YOUR TASK = In the entries below, find the lines that contain the word "电压变为" and copy them.

LISTED ENTRIES =
************

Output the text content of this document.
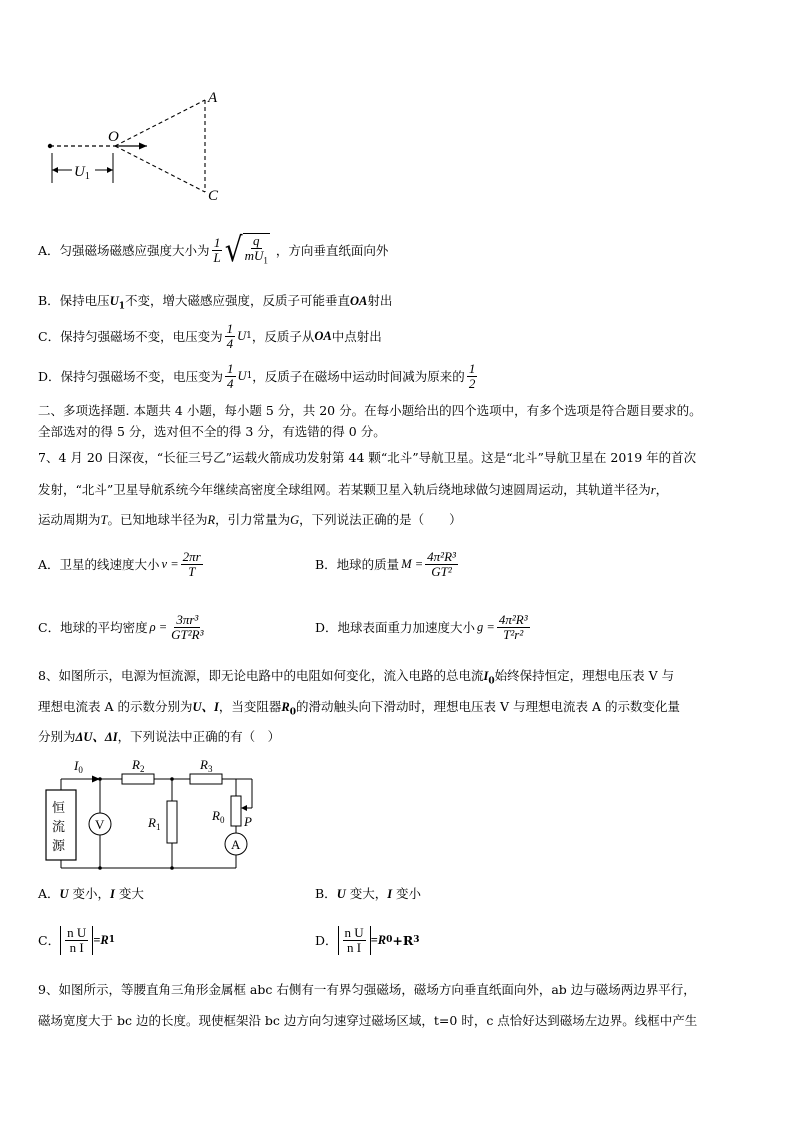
A
O
C
$U_1$
A．匀强磁场磁感应强度大小为 $\frac{1}{L}$ √ $\frac{q}{mU_1}$ ，方向垂直纸面向外
B．保持电压$U_1$不变，增大磁感应强度，反质子可能垂直OA射出
C．保持匀强磁场不变，电压变为 $\frac{1}{4}$ U 1 ，反质子从 OA 中点射出
D．保持匀强磁场不变，电压变为 $\frac{1}{4}$ U 1 ，反质子在磁场中运动时间减为原来的 $\frac{1}{2}$
二、多项选择题. 本题共 4 小题，每小题 5 分，共 20 分。在每小题给出的四个选项中，有多个选项是符合题目要求的。
全部选对的得 5 分，选对但不全的得 3 分，有选错的得 0 分。
7、4 月 20 日深夜，“长征三号乙”运载火箭成功发射第 44 颗“北斗”导航卫星。这是“北斗”导航卫星在 2019 年的首次
发射，“北斗”卫星导航系统今年继续高密度全球组网。若某颗卫星入轨后绕地球做匀速圆周运动，其轨道半径为r，
运动周期为T。已知地球半径为R，引力常量为G，下列说法正确的是（　　）
A．卫星的线速度大小 $v = \frac{2\pi r}{T}$	B．地球的质量 $M = \frac{\text{4π²R³}}{\text{GT²}}$
C．地球的平均密度 $\rho = \frac{\text{3πr³}}{\text{GT²R³}}$	D．地球表面重力加速度大小 $g = \frac{\text{4π²R³}}{\text{T²r²}}$
8、如图所示，电源为恒流源，即无论电路中的电阻如何变化，流入电路的总电流$I_0$始终保持恒定，理想电压表 V 与
理想电流表 A 的示数分别为U、I，当变阻器$R_0$的滑动触头向下滑动时，理想电压表 V 与理想电流表 A 的示数变化量
分别为ΔU、ΔI，下列说法中正确的有（　）
恒
流
源
V
A
$I_0$	$R_2$	$R_3$
$R_1$
$R_0$ P
A．U 变小，I 变大	B．U 变大，I 变小
C． $\frac{\text{n U}}{\text{n I}} =R$ 1	D． $\frac{\text{n U}}{\text{n I}} =R$ 0 +R 3
9、如图所示，等腰直角三角形金属框 abc 右侧有一有界匀强磁场，磁场方向垂直纸面向外，ab 边与磁场两边界平行，
磁场宽度大于 bc 边的长度。现使框架沿 bc 边方向匀速穿过磁场区域，t=0 时，c 点恰好达到磁场左边界。线框中产生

************

SOLUTION FOR THIS EXERCISE =
C．保持匀强磁场不变，电压变为 $\frac{1}{4}$ U 1 ，反质子从 OA 中点射出
D．保持匀强磁场不变，电压变为 $\frac{1}{4}$ U 1 ，反质子在磁场中运动时间减为原来的 $\frac{1}{2}$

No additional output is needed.